# GIVEN PROBLEM
In the listing below, find every line with the string "text" and pull it out.

** begin STORED RECORDS **

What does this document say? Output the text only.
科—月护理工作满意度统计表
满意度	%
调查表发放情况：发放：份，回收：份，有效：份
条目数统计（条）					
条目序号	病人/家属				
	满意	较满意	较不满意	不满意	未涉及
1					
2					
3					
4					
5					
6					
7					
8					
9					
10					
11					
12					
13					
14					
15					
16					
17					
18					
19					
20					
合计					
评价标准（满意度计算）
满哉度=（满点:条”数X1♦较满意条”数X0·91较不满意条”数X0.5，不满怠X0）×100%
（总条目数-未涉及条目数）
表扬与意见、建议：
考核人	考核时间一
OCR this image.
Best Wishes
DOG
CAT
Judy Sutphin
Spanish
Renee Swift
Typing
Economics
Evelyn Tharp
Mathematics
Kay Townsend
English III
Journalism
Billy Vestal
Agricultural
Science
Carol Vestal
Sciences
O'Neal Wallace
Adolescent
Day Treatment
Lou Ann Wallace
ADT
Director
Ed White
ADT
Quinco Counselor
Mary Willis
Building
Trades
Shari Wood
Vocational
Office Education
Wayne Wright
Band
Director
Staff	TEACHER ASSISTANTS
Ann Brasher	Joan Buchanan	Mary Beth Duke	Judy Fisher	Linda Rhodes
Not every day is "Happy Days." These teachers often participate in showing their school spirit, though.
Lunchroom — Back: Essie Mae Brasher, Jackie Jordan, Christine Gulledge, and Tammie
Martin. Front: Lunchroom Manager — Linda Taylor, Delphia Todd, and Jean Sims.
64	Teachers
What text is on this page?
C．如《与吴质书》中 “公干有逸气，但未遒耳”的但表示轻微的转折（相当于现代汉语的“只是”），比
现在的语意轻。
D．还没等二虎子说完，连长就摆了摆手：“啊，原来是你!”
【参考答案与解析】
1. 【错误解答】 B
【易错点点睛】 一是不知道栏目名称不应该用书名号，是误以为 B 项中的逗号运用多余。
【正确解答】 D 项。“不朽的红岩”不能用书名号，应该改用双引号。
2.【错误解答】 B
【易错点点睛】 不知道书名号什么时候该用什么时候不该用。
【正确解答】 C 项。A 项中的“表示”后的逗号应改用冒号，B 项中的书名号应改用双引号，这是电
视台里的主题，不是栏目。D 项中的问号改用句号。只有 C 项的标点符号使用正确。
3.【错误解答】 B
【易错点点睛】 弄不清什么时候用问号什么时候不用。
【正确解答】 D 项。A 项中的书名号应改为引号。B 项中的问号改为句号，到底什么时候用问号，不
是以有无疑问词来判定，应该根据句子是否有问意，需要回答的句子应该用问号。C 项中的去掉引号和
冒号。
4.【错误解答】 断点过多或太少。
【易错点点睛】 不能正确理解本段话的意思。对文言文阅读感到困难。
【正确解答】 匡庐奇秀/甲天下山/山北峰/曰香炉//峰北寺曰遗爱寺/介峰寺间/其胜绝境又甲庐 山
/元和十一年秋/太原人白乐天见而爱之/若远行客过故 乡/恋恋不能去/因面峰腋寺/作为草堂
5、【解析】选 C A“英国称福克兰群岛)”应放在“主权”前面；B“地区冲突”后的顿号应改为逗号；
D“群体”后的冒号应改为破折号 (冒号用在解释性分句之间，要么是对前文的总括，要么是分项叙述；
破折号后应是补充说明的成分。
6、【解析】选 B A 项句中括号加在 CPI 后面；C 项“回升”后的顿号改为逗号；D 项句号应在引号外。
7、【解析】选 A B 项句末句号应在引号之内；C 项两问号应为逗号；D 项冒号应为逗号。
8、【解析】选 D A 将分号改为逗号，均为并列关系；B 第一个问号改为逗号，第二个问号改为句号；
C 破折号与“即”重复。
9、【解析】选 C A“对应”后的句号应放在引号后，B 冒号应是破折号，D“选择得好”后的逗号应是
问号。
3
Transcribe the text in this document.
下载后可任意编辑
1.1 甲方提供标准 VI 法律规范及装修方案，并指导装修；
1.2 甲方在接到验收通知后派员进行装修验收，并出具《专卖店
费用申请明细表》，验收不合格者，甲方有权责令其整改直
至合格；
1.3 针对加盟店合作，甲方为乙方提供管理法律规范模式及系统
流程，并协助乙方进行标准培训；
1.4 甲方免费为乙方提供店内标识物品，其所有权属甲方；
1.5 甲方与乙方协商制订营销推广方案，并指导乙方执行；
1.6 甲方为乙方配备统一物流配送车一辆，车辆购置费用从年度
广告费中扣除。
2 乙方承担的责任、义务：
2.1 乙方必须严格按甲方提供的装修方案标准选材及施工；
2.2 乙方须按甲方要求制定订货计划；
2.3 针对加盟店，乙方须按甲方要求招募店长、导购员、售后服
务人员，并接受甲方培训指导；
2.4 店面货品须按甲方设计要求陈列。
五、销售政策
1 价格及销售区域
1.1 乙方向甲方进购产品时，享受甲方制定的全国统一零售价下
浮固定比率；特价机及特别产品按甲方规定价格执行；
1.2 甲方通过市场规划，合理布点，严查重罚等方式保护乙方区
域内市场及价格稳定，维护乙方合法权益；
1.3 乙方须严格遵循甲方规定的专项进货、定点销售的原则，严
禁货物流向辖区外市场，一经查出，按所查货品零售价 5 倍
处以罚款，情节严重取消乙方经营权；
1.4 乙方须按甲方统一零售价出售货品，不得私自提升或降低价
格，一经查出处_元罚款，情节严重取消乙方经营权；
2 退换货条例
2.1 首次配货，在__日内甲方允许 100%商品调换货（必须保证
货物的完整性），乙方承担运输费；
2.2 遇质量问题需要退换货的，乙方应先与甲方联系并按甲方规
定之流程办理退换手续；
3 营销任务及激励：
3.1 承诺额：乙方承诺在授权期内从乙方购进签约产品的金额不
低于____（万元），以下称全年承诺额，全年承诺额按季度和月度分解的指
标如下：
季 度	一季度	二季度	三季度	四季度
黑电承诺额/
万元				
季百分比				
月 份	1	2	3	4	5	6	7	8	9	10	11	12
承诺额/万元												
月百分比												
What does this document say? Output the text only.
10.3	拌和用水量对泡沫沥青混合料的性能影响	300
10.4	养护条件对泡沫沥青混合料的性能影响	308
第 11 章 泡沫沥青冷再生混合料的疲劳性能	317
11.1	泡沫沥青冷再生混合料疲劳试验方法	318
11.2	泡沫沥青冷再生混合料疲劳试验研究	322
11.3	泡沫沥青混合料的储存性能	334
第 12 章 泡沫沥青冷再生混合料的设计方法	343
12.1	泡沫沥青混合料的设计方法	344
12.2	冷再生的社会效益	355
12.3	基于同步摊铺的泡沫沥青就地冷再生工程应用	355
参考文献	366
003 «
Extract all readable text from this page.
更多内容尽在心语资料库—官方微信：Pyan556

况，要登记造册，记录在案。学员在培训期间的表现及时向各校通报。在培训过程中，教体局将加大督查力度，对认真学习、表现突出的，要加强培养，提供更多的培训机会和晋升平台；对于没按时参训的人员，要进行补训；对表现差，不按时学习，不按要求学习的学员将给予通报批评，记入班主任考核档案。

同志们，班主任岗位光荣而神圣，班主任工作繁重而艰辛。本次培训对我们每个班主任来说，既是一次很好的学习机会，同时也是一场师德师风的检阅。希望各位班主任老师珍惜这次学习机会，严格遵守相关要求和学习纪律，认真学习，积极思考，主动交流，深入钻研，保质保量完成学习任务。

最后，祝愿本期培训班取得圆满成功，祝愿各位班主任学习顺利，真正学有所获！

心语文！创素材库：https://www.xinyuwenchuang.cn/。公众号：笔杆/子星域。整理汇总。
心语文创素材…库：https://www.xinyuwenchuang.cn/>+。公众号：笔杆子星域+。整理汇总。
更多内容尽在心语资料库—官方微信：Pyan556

** end STORED RECORDS **

# ANSWER TO THE EXERCISE
What does this document say? Output the text only.
What text is on this page?
Transcribe the text in this document.
What does this document say? Output the text only.
Extract all readable text from this page.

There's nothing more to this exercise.